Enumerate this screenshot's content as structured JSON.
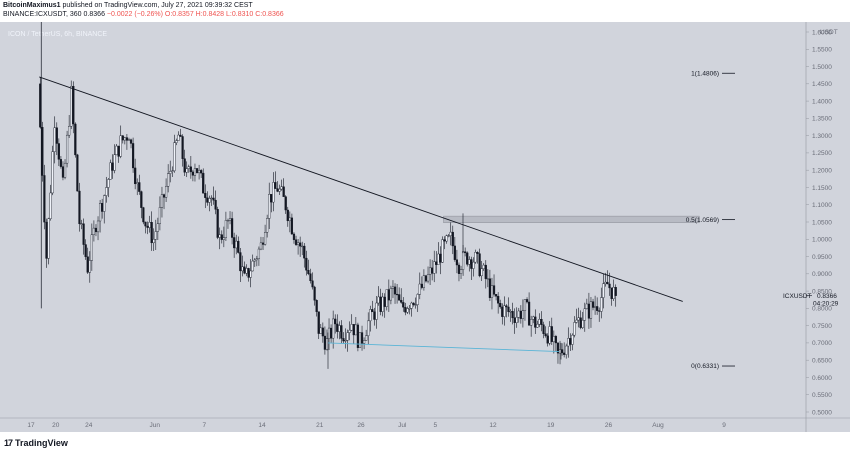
{
  "header": {
    "publisher": "BitcoinMaximus1",
    "published_text": "published on TradingView.com, July 27, 2021 09:39:32 CEST",
    "symbol_interval": "BINANCE:ICXUSDT, 360",
    "last": "0.8366",
    "change": "−0.0022 (−0.26%)",
    "ohlc": "O:0.8357 H:0.8428 L:0.8310 C:0.8366"
  },
  "legend": "ICON / TetherUS, 6h, BINANCE",
  "axis_unit": "USDT",
  "footer_brand": "TradingView",
  "colors": {
    "background": "#d1d4dc",
    "candles": "#131722",
    "trendline": "#131722",
    "support": "#5ab4d6",
    "zone": "#b8bbc4"
  },
  "chart_data": {
    "type": "candlestick",
    "series": [
      {
        "symbol": "ICXUSDT",
        "exchange": "BINANCE",
        "timeframe": "6h"
      }
    ],
    "y_ticks": [
      "1.6000",
      "1.5500",
      "1.5000",
      "1.4500",
      "1.4000",
      "1.3500",
      "1.3000",
      "1.2500",
      "1.2000",
      "1.1500",
      "1.1000",
      "1.0500",
      "1.0000",
      "0.9500",
      "0.9000",
      "0.8500",
      "0.8000",
      "0.7500",
      "0.7000",
      "0.6500",
      "0.6000",
      "0.5500",
      "0.5000"
    ],
    "x_ticks": [
      "17",
      "20",
      "24",
      "Jun",
      "7",
      "14",
      "21",
      "26",
      "Jul",
      "5",
      "12",
      "19",
      "26",
      "Aug",
      "9"
    ],
    "ylim": [
      0.47,
      1.63
    ],
    "close_price_path": [
      [
        "May 18",
        1.45
      ],
      [
        "May 19",
        0.95
      ],
      [
        "May 20",
        1.35
      ],
      [
        "May 21",
        1.15
      ],
      [
        "May 22",
        1.42
      ],
      [
        "May 23",
        1.05
      ],
      [
        "May 24",
        0.92
      ],
      [
        "May 25",
        1.05
      ],
      [
        "May 26",
        1.13
      ],
      [
        "May 27",
        1.22
      ],
      [
        "May 28",
        1.28
      ],
      [
        "May 29",
        1.31
      ],
      [
        "May 30",
        1.15
      ],
      [
        "May 31",
        1.05
      ],
      [
        "Jun 1",
        1.0
      ],
      [
        "Jun 2",
        1.1
      ],
      [
        "Jun 3",
        1.2
      ],
      [
        "Jun 4",
        1.3
      ],
      [
        "Jun 5",
        1.18
      ],
      [
        "Jun 6",
        1.22
      ],
      [
        "Jun 7",
        1.15
      ],
      [
        "Jun 8",
        1.12
      ],
      [
        "Jun 9",
        1.0
      ],
      [
        "Jun 10",
        1.05
      ],
      [
        "Jun 11",
        0.98
      ],
      [
        "Jun 12",
        0.88
      ],
      [
        "Jun 13",
        0.93
      ],
      [
        "Jun 14",
        0.98
      ],
      [
        "Jun 15",
        1.12
      ],
      [
        "Jun 16",
        1.15
      ],
      [
        "Jun 17",
        1.1
      ],
      [
        "Jun 18",
        1.02
      ],
      [
        "Jun 19",
        0.97
      ],
      [
        "Jun 20",
        0.88
      ],
      [
        "Jun 21",
        0.74
      ],
      [
        "Jun 22",
        0.7
      ],
      [
        "Jun 23",
        0.76
      ],
      [
        "Jun 24",
        0.73
      ],
      [
        "Jun 25",
        0.76
      ],
      [
        "Jun 26",
        0.7
      ],
      [
        "Jun 27",
        0.76
      ],
      [
        "Jun 28",
        0.8
      ],
      [
        "Jun 29",
        0.82
      ],
      [
        "Jun 30",
        0.85
      ],
      [
        "Jul 1",
        0.8
      ],
      [
        "Jul 2",
        0.82
      ],
      [
        "Jul 3",
        0.84
      ],
      [
        "Jul 4",
        0.88
      ],
      [
        "Jul 5",
        0.92
      ],
      [
        "Jul 6",
        0.97
      ],
      [
        "Jul 7",
        1.0
      ],
      [
        "Jul 8",
        0.93
      ],
      [
        "Jul 9",
        0.95
      ],
      [
        "Jul 10",
        0.94
      ],
      [
        "Jul 11",
        0.9
      ],
      [
        "Jul 12",
        0.84
      ],
      [
        "Jul 13",
        0.8
      ],
      [
        "Jul 14",
        0.79
      ],
      [
        "Jul 15",
        0.78
      ],
      [
        "Jul 16",
        0.8
      ],
      [
        "Jul 17",
        0.76
      ],
      [
        "Jul 18",
        0.75
      ],
      [
        "Jul 19",
        0.72
      ],
      [
        "Jul 20",
        0.66
      ],
      [
        "Jul 21",
        0.7
      ],
      [
        "Jul 22",
        0.75
      ],
      [
        "Jul 23",
        0.78
      ],
      [
        "Jul 24",
        0.8
      ],
      [
        "Jul 25",
        0.82
      ],
      [
        "Jul 26",
        0.87
      ],
      [
        "Jul 27",
        0.8366
      ]
    ],
    "annotations": {
      "descending_resistance": {
        "from": [
          "May 18",
          1.47
        ],
        "to": [
          "Aug 4",
          0.82
        ]
      },
      "support_line": {
        "from": [
          "Jun 22",
          0.7
        ],
        "to": [
          "Jul 20",
          0.675
        ]
      },
      "resistance_zone": {
        "from": "Jul 6",
        "to": "Aug 6",
        "low": 1.048,
        "high": 1.067
      },
      "fib_levels": [
        {
          "label": "1(1.4806)",
          "value": 1.4806
        },
        {
          "label": "0.5(1.0569)",
          "value": 1.0569
        },
        {
          "label": "0(0.6331)",
          "value": 0.6331
        }
      ],
      "price_label": {
        "symbol": "ICXUSDT",
        "price": "0.8366",
        "countdown": "04:20:29"
      }
    }
  }
}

= = = = = = =

Return each line exactly as written. Any picture gets left out.

§ **Output for this exercise**:
Enumerate this screenshot's content as structured JSON.
{
  "header": {
    "publisher": "BitcoinMaximus1",
    "published_text": "published on TradingView.com, July 27, 2021 09:39:32 CEST",
    "symbol_interval": "BINANCE:ICXUSDT, 360",
    "last": "0.8366",
    "change": "−0.0022 (−0.26%)",
    "ohlc": "O:0.8357 H:0.8428 L:0.8310 C:0.8366"
  },
  "legend": "ICON / TetherUS, 6h, BINANCE",
  "axis_unit": "USDT",
  "footer_brand": "TradingView",
  "colors": {
    "background": "#d1d4dc",
    "candles": "#131722",
    "trendline": "#131722",
    "support": "#5ab4d6",
    "zone": "#b8bbc4"
  },
  "chart_data": {
    "type": "candlestick",
    "series": [
      {
        "symbol": "ICXUSDT",
        "exchange": "BINANCE",
        "timeframe": "6h"
      }
    ],
    "y_ticks": [
      "1.6000",
      "1.5500",
      "1.5000",
      "1.4500",
      "1.4000",
      "1.3500",
      "1.3000",
      "1.2500",
      "1.2000",
      "1.1500",
      "1.1000",
      "1.0500",
      "1.0000",
      "0.9500",
      "0.9000",
      "0.8500",
      "0.8000",
      "0.7500",
      "0.7000",
      "0.6500",
      "0.6000",
      "0.5500",
      "0.5000"
    ],
    "x_ticks": [
      "17",
      "20",
      "24",
      "Jun",
      "7",
      "14",
      "21",
      "26",
      "Jul",
      "5",
      "12",
      "19",
      "26",
      "Aug",
      "9"
    ],
    "ylim": [
      0.47,
      1.63
    ],
    "close_price_path": [
      [
        "May 18",
        1.45
      ],
      [
        "May 19",
        0.95
      ],
      [
        "May 20",
        1.35
      ],
      [
        "May 21",
        1.15
      ],
      [
        "May 22",
        1.42
      ],
      [
        "May 23",
        1.05
      ],
      [
        "May 24",
        0.92
      ],
      [
        "May 25",
        1.05
      ],
      [
        "May 26",
        1.13
      ],
      [
        "May 27",
        1.22
      ],
      [
        "May 28",
        1.28
      ],
      [
        "May 29",
        1.31
      ],
      [
        "May 30",
        1.15
      ],
      [
        "May 31",
        1.05
      ],
      [
        "Jun 1",
        1.0
      ],
      [
        "Jun 2",
        1.1
      ],
      [
        "Jun 3",
        1.2
      ],
      [
        "Jun 4",
        1.3
      ],
      [
        "Jun 5",
        1.18
      ],
      [
        "Jun 6",
        1.22
      ],
      [
        "Jun 7",
        1.15
      ],
      [
        "Jun 8",
        1.12
      ],
      [
        "Jun 9",
        1.0
      ],
      [
        "Jun 10",
        1.05
      ],
      [
        "Jun 11",
        0.98
      ],
      [
        "Jun 12",
        0.88
      ],
      [
        "Jun 13",
        0.93
      ],
      [
        "Jun 14",
        0.98
      ],
      [
        "Jun 15",
        1.12
      ],
      [
        "Jun 16",
        1.15
      ],
      [
        "Jun 17",
        1.1
      ],
      [
        "Jun 18",
        1.02
      ],
      [
        "Jun 19",
        0.97
      ],
      [
        "Jun 20",
        0.88
      ],
      [
        "Jun 21",
        0.74
      ],
      [
        "Jun 22",
        0.7
      ],
      [
        "Jun 23",
        0.76
      ],
      [
        "Jun 24",
        0.73
      ],
      [
        "Jun 25",
        0.76
      ],
      [
        "Jun 26",
        0.7
      ],
      [
        "Jun 27",
        0.76
      ],
      [
        "Jun 28",
        0.8
      ],
      [
        "Jun 29",
        0.82
      ],
      [
        "Jun 30",
        0.85
      ],
      [
        "Jul 1",
        0.8
      ],
      [
        "Jul 2",
        0.82
      ],
      [
        "Jul 3",
        0.84
      ],
      [
        "Jul 4",
        0.88
      ],
      [
        "Jul 5",
        0.92
      ],
      [
        "Jul 6",
        0.97
      ],
      [
        "Jul 7",
        1.0
      ],
      [
        "Jul 8",
        0.93
      ],
      [
        "Jul 9",
        0.95
      ],
      [
        "Jul 10",
        0.94
      ],
      [
        "Jul 11",
        0.9
      ],
      [
        "Jul 12",
        0.84
      ],
      [
        "Jul 13",
        0.8
      ],
      [
        "Jul 14",
        0.79
      ],
      [
        "Jul 15",
        0.78
      ],
      [
        "Jul 16",
        0.8
      ],
      [
        "Jul 17",
        0.76
      ],
      [
        "Jul 18",
        0.75
      ],
      [
        "Jul 19",
        0.72
      ],
      [
        "Jul 20",
        0.66
      ],
      [
        "Jul 21",
        0.7
      ],
      [
        "Jul 22",
        0.75
      ],
      [
        "Jul 23",
        0.78
      ],
      [
        "Jul 24",
        0.8
      ],
      [
        "Jul 25",
        0.82
      ],
      [
        "Jul 26",
        0.87
      ],
      [
        "Jul 27",
        0.8366
      ]
    ],
    "annotations": {
      "descending_resistance": {
        "from": [
          "May 18",
          1.47
        ],
        "to": [
          "Aug 4",
          0.82
        ]
      },
      "support_line": {
        "from": [
          "Jun 22",
          0.7
        ],
        "to": [
          "Jul 20",
          0.675
        ]
      },
      "resistance_zone": {
        "from": "Jul 6",
        "to": "Aug 6",
        "low": 1.048,
        "high": 1.067
      },
      "fib_levels": [
        {
          "label": "1(1.4806)",
          "value": 1.4806
        },
        {
          "label": "0.5(1.0569)",
          "value": 1.0569
        },
        {
          "label": "0(0.6331)",
          "value": 0.6331
        }
      ],
      "price_label": {
        "symbol": "ICXUSDT",
        "price": "0.8366",
        "countdown": "04:20:29"
      }
    }
  }
}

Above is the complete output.